__EXERCISE__
Without the pictures, copy the entries below word for word.

* start ENTRIES PROVIDED *

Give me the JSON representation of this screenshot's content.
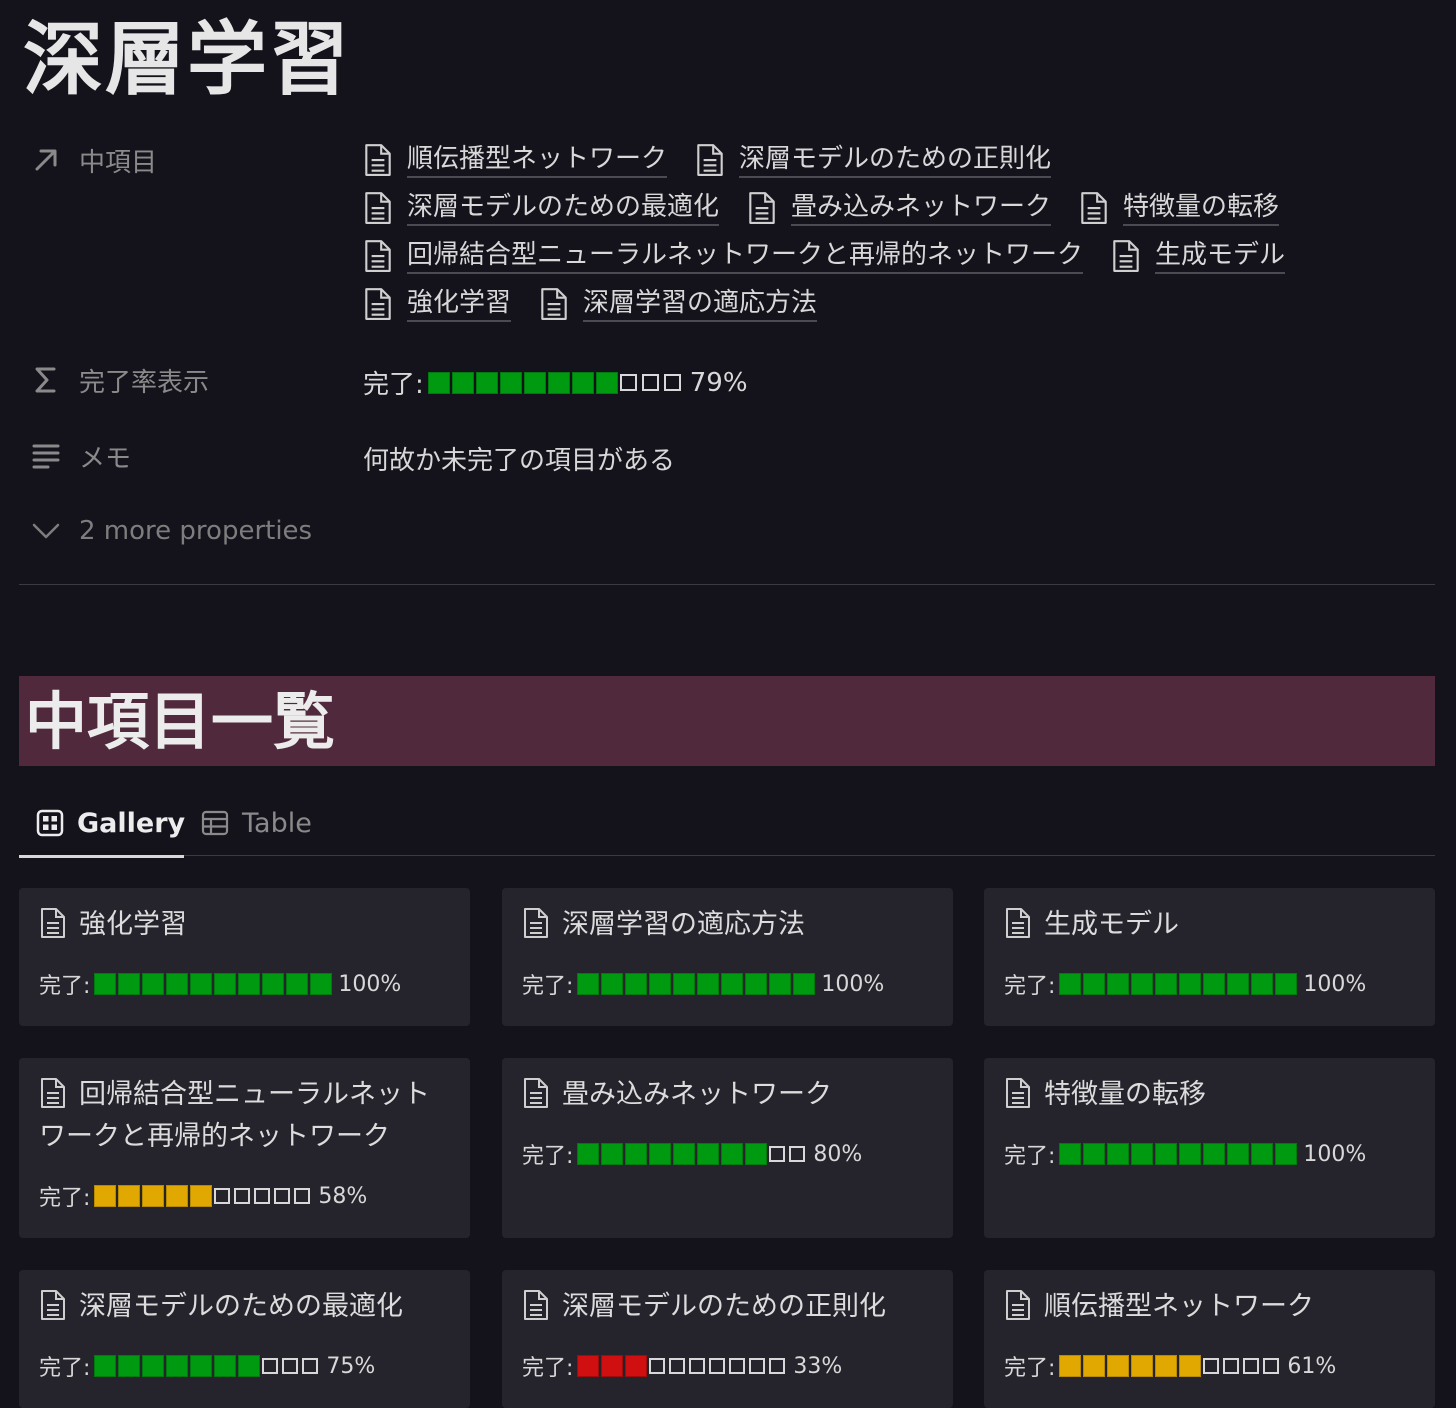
{
  "page": {
    "title": "深層学習"
  },
  "properties": {
    "relation": {
      "label": "中項目",
      "icon": "arrow-up-right-icon",
      "items": [
        "順伝播型ネットワーク",
        "深層モデルのための正則化",
        "深層モデルのための最適化",
        "畳み込みネットワーク",
        "特徴量の転移",
        "回帰結合型ニューラルネットワークと再帰的ネットワーク",
        "生成モデル",
        "強化学習",
        "深層学習の適応方法"
      ]
    },
    "completion": {
      "label": "完了率表示",
      "icon": "sigma-icon",
      "prefix": "完了:",
      "filled": 8,
      "empty": 3,
      "percent_text": "79%",
      "color": "#009a10"
    },
    "memo": {
      "label": "メモ",
      "icon": "text-lines-icon",
      "value": "何故か未完了の項目がある"
    },
    "more": {
      "label": "2 more properties"
    }
  },
  "section": {
    "heading": "中項目一覧"
  },
  "tabs": [
    {
      "label": "Gallery",
      "icon": "gallery-grid-icon",
      "active": true
    },
    {
      "label": "Table",
      "icon": "table-icon",
      "active": false
    }
  ],
  "gallery": {
    "prefix": "完了:",
    "cards": [
      {
        "title": "強化学習",
        "filled": 10,
        "empty": 0,
        "percent_text": "100%",
        "color": "green"
      },
      {
        "title": "深層学習の適応方法",
        "filled": 10,
        "empty": 0,
        "percent_text": "100%",
        "color": "green"
      },
      {
        "title": "生成モデル",
        "filled": 10,
        "empty": 0,
        "percent_text": "100%",
        "color": "green"
      },
      {
        "title": "回帰結合型ニューラルネットワークと再帰的ネットワーク",
        "filled": 5,
        "empty": 5,
        "percent_text": "58%",
        "color": "yellow"
      },
      {
        "title": "畳み込みネットワーク",
        "filled": 8,
        "empty": 2,
        "percent_text": "80%",
        "color": "green"
      },
      {
        "title": "特徴量の転移",
        "filled": 10,
        "empty": 0,
        "percent_text": "100%",
        "color": "green"
      },
      {
        "title": "深層モデルのための最適化",
        "filled": 7,
        "empty": 3,
        "percent_text": "75%",
        "color": "green"
      },
      {
        "title": "深層モデルのための正則化",
        "filled": 3,
        "empty": 7,
        "percent_text": "33%",
        "color": "red"
      },
      {
        "title": "順伝播型ネットワーク",
        "filled": 6,
        "empty": 4,
        "percent_text": "61%",
        "color": "yellow"
      }
    ]
  }
}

* end ENTRIES PROVIDED *

__ANSWER TO THE TASK__
Give me the JSON representation of this screenshot's content.
{
  "page": {
    "title": "深層学習"
  },
  "properties": {
    "relation": {
      "label": "中項目",
      "icon": "arrow-up-right-icon",
      "items": [
        "順伝播型ネットワーク",
        "深層モデルのための正則化",
        "深層モデルのための最適化",
        "畳み込みネットワーク",
        "特徴量の転移",
        "回帰結合型ニューラルネットワークと再帰的ネットワーク",
        "生成モデル",
        "強化学習",
        "深層学習の適応方法"
      ]
    },
    "completion": {
      "label": "完了率表示",
      "icon": "sigma-icon",
      "prefix": "完了:",
      "filled": 8,
      "empty": 3,
      "percent_text": "79%",
      "color": "#009a10"
    },
    "memo": {
      "label": "メモ",
      "icon": "text-lines-icon",
      "value": "何故か未完了の項目がある"
    },
    "more": {
      "label": "2 more properties"
    }
  },
  "section": {
    "heading": "中項目一覧"
  },
  "tabs": [
    {
      "label": "Gallery",
      "icon": "gallery-grid-icon",
      "active": true
    },
    {
      "label": "Table",
      "icon": "table-icon",
      "active": false
    }
  ],
  "gallery": {
    "prefix": "完了:",
    "cards": [
      {
        "title": "強化学習",
        "filled": 10,
        "empty": 0,
        "percent_text": "100%",
        "color": "green"
      },
      {
        "title": "深層学習の適応方法",
        "filled": 10,
        "empty": 0,
        "percent_text": "100%",
        "color": "green"
      },
      {
        "title": "生成モデル",
        "filled": 10,
        "empty": 0,
        "percent_text": "100%",
        "color": "green"
      },
      {
        "title": "回帰結合型ニューラルネットワークと再帰的ネットワーク",
        "filled": 5,
        "empty": 5,
        "percent_text": "58%",
        "color": "yellow"
      },
      {
        "title": "畳み込みネットワーク",
        "filled": 8,
        "empty": 2,
        "percent_text": "80%",
        "color": "green"
      },
      {
        "title": "特徴量の転移",
        "filled": 10,
        "empty": 0,
        "percent_text": "100%",
        "color": "green"
      },
      {
        "title": "深層モデルのための最適化",
        "filled": 7,
        "empty": 3,
        "percent_text": "75%",
        "color": "green"
      },
      {
        "title": "深層モデルのための正則化",
        "filled": 3,
        "empty": 7,
        "percent_text": "33%",
        "color": "red"
      },
      {
        "title": "順伝播型ネットワーク",
        "filled": 6,
        "empty": 4,
        "percent_text": "61%",
        "color": "yellow"
      }
    ]
  }
}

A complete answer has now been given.